** BEGIN EXERCISE MATERIALS **

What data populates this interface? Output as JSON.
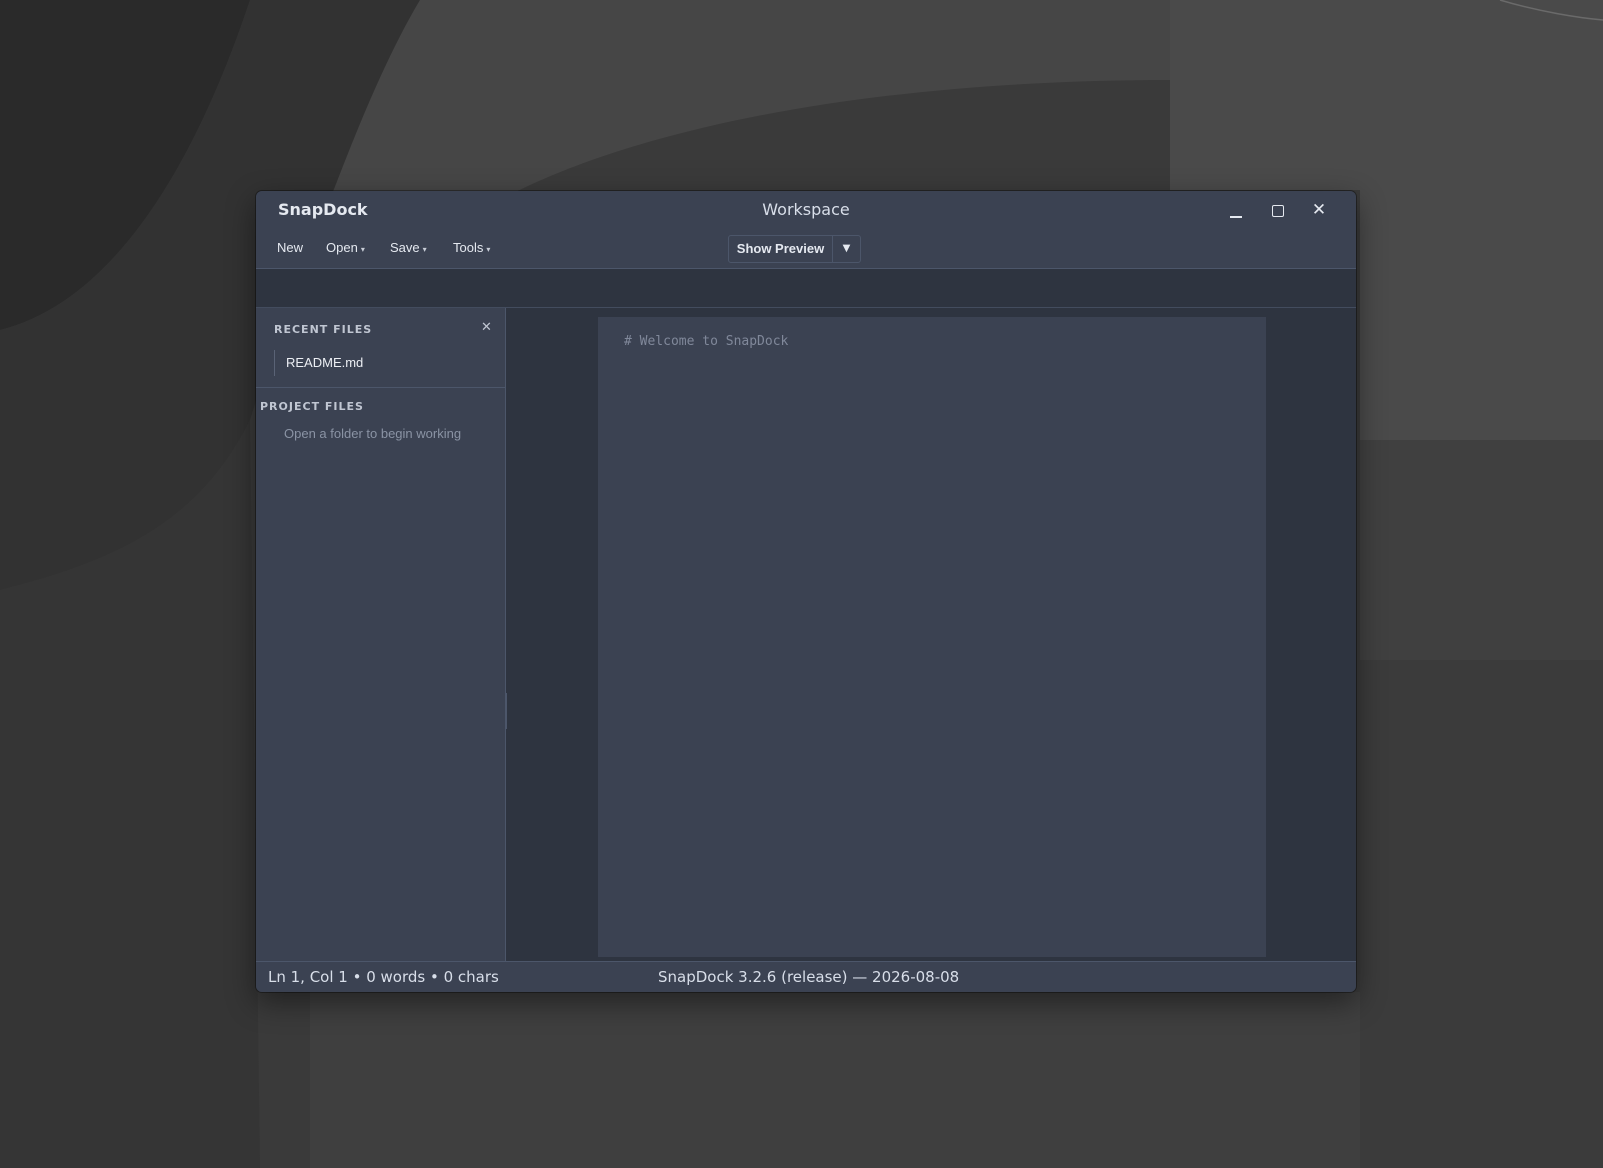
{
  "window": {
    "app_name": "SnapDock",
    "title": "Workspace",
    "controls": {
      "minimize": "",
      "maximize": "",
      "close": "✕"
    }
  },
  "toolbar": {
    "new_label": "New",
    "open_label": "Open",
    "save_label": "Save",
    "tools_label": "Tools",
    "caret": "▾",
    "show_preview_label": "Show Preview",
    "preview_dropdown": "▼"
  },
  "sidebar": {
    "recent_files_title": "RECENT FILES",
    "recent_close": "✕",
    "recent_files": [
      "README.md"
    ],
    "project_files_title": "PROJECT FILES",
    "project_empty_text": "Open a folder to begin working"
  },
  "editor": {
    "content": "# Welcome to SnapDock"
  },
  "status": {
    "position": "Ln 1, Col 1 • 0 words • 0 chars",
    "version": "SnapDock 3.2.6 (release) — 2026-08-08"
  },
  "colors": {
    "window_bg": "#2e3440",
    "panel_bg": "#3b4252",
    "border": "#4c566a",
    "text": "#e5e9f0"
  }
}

** END EXERCISE MATERIALS **

● TASK TO COMPLETE
In the copy, include no pictures; restate the listing above exactly.

● OUTPUT
What data populates this interface? Output as JSON.
{
  "window": {
    "app_name": "SnapDock",
    "title": "Workspace",
    "controls": {
      "minimize": "",
      "maximize": "",
      "close": "✕"
    }
  },
  "toolbar": {
    "new_label": "New",
    "open_label": "Open",
    "save_label": "Save",
    "tools_label": "Tools",
    "caret": "▾",
    "show_preview_label": "Show Preview",
    "preview_dropdown": "▼"
  },
  "sidebar": {
    "recent_files_title": "RECENT FILES",
    "recent_close": "✕",
    "recent_files": [
      "README.md"
    ],
    "project_files_title": "PROJECT FILES",
    "project_empty_text": "Open a folder to begin working"
  },
  "editor": {
    "content": "# Welcome to SnapDock"
  },
  "status": {
    "position": "Ln 1, Col 1 • 0 words • 0 chars",
    "version": "SnapDock 3.2.6 (release) — 2026-08-08"
  },
  "colors": {
    "window_bg": "#2e3440",
    "panel_bg": "#3b4252",
    "border": "#4c566a",
    "text": "#e5e9f0"
  }
}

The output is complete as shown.